*TASK INPUTS*:
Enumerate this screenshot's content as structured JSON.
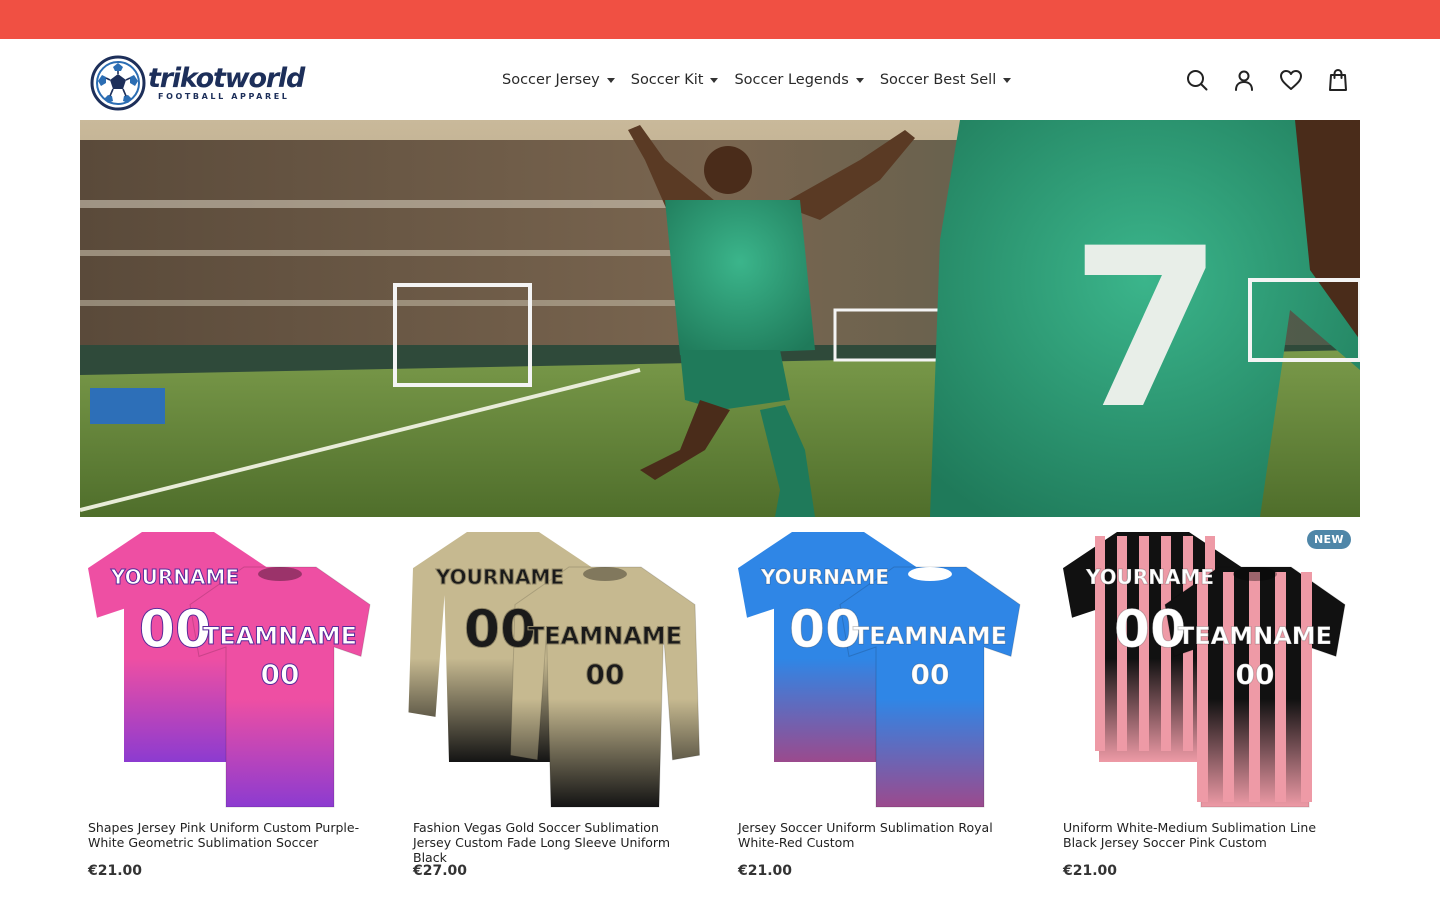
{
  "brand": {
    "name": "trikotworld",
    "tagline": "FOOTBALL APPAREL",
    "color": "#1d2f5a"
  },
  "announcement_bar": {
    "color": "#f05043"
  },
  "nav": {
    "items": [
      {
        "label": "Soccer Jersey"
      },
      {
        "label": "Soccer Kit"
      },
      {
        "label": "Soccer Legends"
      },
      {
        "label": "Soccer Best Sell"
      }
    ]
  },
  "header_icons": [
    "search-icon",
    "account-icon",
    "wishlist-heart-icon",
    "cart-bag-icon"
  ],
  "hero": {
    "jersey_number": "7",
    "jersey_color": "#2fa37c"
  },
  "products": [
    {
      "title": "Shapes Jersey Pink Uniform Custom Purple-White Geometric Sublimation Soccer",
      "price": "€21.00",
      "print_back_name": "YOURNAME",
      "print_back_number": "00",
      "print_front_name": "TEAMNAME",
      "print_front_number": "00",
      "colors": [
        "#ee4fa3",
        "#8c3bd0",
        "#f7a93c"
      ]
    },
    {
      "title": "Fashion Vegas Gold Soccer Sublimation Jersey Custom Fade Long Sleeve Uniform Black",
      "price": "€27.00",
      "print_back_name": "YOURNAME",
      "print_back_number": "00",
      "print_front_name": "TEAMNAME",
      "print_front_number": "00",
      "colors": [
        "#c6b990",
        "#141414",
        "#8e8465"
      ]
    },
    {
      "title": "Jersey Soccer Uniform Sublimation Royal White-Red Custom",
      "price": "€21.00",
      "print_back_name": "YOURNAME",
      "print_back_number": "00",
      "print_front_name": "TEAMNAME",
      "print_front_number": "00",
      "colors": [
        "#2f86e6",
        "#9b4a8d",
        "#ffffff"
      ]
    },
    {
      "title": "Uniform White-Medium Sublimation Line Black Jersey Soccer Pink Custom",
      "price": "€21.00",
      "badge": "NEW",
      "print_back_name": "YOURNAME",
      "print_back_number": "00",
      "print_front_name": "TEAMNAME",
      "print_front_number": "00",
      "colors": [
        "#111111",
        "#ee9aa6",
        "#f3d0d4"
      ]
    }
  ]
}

*REQUEST*: Reproduce the records verbatim, omitting all images they contain.

*FINAL RESULT*:
Enumerate this screenshot's content as structured JSON.
{
  "brand": {
    "name": "trikotworld",
    "tagline": "FOOTBALL APPAREL",
    "color": "#1d2f5a"
  },
  "announcement_bar": {
    "color": "#f05043"
  },
  "nav": {
    "items": [
      {
        "label": "Soccer Jersey"
      },
      {
        "label": "Soccer Kit"
      },
      {
        "label": "Soccer Legends"
      },
      {
        "label": "Soccer Best Sell"
      }
    ]
  },
  "header_icons": [
    "search-icon",
    "account-icon",
    "wishlist-heart-icon",
    "cart-bag-icon"
  ],
  "hero": {
    "jersey_number": "7",
    "jersey_color": "#2fa37c"
  },
  "products": [
    {
      "title": "Shapes Jersey Pink Uniform Custom Purple-White Geometric Sublimation Soccer",
      "price": "€21.00",
      "print_back_name": "YOURNAME",
      "print_back_number": "00",
      "print_front_name": "TEAMNAME",
      "print_front_number": "00",
      "colors": [
        "#ee4fa3",
        "#8c3bd0",
        "#f7a93c"
      ]
    },
    {
      "title": "Fashion Vegas Gold Soccer Sublimation Jersey Custom Fade Long Sleeve Uniform Black",
      "price": "€27.00",
      "print_back_name": "YOURNAME",
      "print_back_number": "00",
      "print_front_name": "TEAMNAME",
      "print_front_number": "00",
      "colors": [
        "#c6b990",
        "#141414",
        "#8e8465"
      ]
    },
    {
      "title": "Jersey Soccer Uniform Sublimation Royal White-Red Custom",
      "price": "€21.00",
      "print_back_name": "YOURNAME",
      "print_back_number": "00",
      "print_front_name": "TEAMNAME",
      "print_front_number": "00",
      "colors": [
        "#2f86e6",
        "#9b4a8d",
        "#ffffff"
      ]
    },
    {
      "title": "Uniform White-Medium Sublimation Line Black Jersey Soccer Pink Custom",
      "price": "€21.00",
      "badge": "NEW",
      "print_back_name": "YOURNAME",
      "print_back_number": "00",
      "print_front_name": "TEAMNAME",
      "print_front_number": "00",
      "colors": [
        "#111111",
        "#ee9aa6",
        "#f3d0d4"
      ]
    }
  ]
}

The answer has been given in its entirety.